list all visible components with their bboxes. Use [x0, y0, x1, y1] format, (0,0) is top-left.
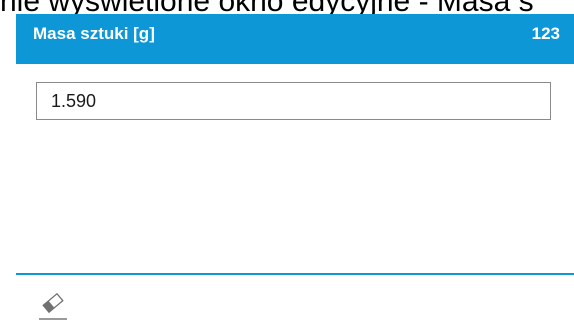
value-input[interactable]: 1.590: [36, 82, 551, 120]
edit-dialog: Masa sztuki [g] 123 1.590: [16, 14, 574, 327]
footer-divider: [16, 273, 574, 275]
value-text[interactable]: 1.590: [51, 83, 96, 119]
dialog-title: Masa sztuki [g]: [33, 24, 155, 43]
eraser-icon: [39, 292, 67, 320]
parameter-code: 123: [531, 24, 560, 43]
title-bar: Masa sztuki [g] 123: [16, 14, 574, 64]
clear-button[interactable]: [36, 289, 70, 323]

§ AIM OF THE TASK: Convert every line of the listing above into a JSON list of strings, one string per line, with blank lines and the picture omitted.

§ TASK RESPONSE:
[
  "list all visible components with their bboxes. Use [x0, y0, x1, y1] format, (0,0) is top-left.",
  "value-input[interactable]: 1.590: [36, 82, 551, 120]",
  "edit-dialog: Masa sztuki [g] 123 1.590: [16, 14, 574, 327]",
  "footer-divider: [16, 273, 574, 275]",
  "value-text[interactable]: 1.590: [51, 83, 96, 119]",
  "dialog-title: Masa sztuki [g]: [33, 24, 155, 43]",
  "eraser-icon: [39, 292, 67, 320]",
  "parameter-code: 123: [531, 24, 560, 43]",
  "title-bar: Masa sztuki [g] 123: [16, 14, 574, 64]",
  "clear-button[interactable]: [36, 289, 70, 323]"
]